**PROVIDED ENTRIES**
········

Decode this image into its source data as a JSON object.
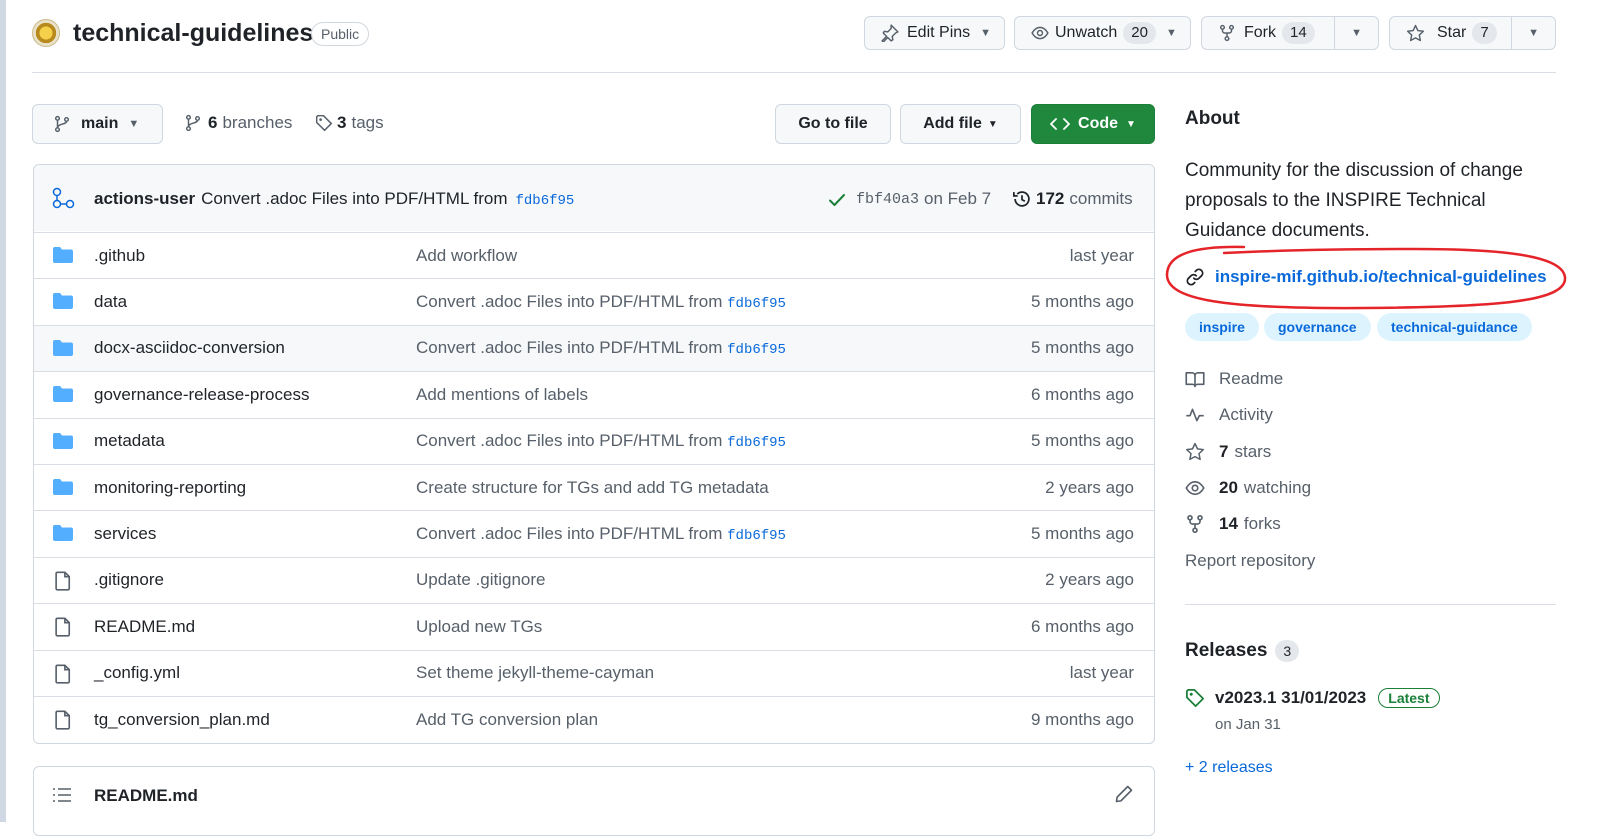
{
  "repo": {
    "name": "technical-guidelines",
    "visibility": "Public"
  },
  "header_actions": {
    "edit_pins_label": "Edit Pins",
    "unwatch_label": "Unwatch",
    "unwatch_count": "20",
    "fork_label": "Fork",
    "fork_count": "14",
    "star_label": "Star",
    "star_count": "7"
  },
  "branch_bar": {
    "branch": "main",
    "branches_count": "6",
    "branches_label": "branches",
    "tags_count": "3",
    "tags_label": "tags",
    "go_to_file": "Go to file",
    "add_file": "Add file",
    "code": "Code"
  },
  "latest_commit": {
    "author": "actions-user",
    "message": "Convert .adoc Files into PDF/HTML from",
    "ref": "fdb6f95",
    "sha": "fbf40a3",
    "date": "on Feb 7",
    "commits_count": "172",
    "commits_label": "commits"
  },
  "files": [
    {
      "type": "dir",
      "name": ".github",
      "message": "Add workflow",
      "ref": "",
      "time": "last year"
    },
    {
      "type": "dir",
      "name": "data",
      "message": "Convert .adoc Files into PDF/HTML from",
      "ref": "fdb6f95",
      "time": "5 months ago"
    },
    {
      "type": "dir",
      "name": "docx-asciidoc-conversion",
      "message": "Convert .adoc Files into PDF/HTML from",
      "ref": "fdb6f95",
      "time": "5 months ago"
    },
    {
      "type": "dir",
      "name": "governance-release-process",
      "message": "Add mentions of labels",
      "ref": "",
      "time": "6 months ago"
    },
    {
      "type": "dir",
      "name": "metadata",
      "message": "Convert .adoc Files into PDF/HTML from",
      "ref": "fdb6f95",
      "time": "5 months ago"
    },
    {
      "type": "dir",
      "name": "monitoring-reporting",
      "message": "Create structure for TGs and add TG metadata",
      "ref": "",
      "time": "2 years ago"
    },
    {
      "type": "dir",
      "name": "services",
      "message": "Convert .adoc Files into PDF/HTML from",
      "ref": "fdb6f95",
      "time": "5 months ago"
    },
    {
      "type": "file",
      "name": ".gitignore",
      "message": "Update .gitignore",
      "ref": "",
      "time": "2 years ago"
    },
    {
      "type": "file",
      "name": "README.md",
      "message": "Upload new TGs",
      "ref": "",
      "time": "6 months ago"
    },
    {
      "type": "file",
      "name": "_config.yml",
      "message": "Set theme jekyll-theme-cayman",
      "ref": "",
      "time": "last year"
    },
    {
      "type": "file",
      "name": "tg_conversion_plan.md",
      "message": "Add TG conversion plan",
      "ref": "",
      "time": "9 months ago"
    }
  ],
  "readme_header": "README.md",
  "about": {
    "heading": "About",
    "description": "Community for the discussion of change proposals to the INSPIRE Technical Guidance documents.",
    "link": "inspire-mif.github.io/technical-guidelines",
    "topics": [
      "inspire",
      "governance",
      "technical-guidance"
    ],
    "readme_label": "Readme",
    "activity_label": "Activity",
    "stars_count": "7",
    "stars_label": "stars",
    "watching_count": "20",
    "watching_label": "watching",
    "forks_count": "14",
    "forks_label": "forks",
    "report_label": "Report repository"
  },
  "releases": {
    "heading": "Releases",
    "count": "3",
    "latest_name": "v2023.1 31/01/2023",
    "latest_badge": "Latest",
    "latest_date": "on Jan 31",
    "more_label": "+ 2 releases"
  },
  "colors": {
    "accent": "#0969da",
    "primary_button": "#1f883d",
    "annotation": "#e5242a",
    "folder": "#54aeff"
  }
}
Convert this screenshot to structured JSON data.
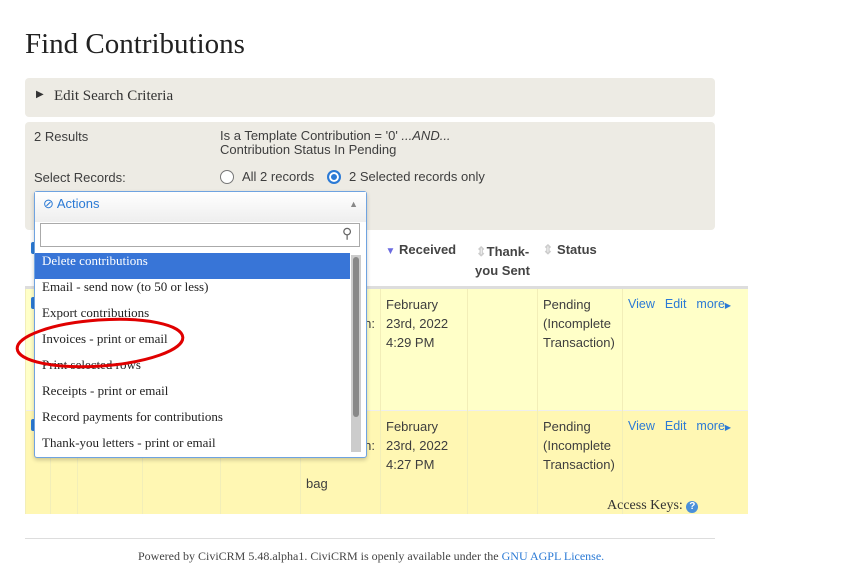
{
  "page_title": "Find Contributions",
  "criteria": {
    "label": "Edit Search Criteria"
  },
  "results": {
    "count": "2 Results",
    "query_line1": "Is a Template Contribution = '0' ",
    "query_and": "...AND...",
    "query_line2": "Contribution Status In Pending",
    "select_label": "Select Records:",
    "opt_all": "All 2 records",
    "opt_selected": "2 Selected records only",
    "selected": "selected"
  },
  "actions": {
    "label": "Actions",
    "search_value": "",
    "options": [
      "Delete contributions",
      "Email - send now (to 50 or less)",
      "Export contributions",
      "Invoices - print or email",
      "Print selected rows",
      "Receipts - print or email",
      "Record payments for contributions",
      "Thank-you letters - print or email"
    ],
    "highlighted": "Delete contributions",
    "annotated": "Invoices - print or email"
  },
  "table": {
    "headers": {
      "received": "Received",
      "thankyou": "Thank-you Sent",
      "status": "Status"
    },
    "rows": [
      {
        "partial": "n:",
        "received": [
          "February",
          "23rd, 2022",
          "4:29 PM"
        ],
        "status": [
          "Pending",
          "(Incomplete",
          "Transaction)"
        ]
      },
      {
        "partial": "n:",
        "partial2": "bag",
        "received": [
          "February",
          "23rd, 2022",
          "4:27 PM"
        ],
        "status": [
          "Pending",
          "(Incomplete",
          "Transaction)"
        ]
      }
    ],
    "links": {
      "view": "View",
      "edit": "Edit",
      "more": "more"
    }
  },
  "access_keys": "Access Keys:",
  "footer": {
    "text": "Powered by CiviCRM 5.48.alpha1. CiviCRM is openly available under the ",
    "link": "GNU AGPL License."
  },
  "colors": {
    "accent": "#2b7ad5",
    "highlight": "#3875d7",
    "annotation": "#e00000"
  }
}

········

**THE EXERCISE**
From the entries above, return each line with the word "Thank" in it.

**SOLUTION**
      "Thank-you letters - print or email"
      "thankyou": "Thank-you Sent",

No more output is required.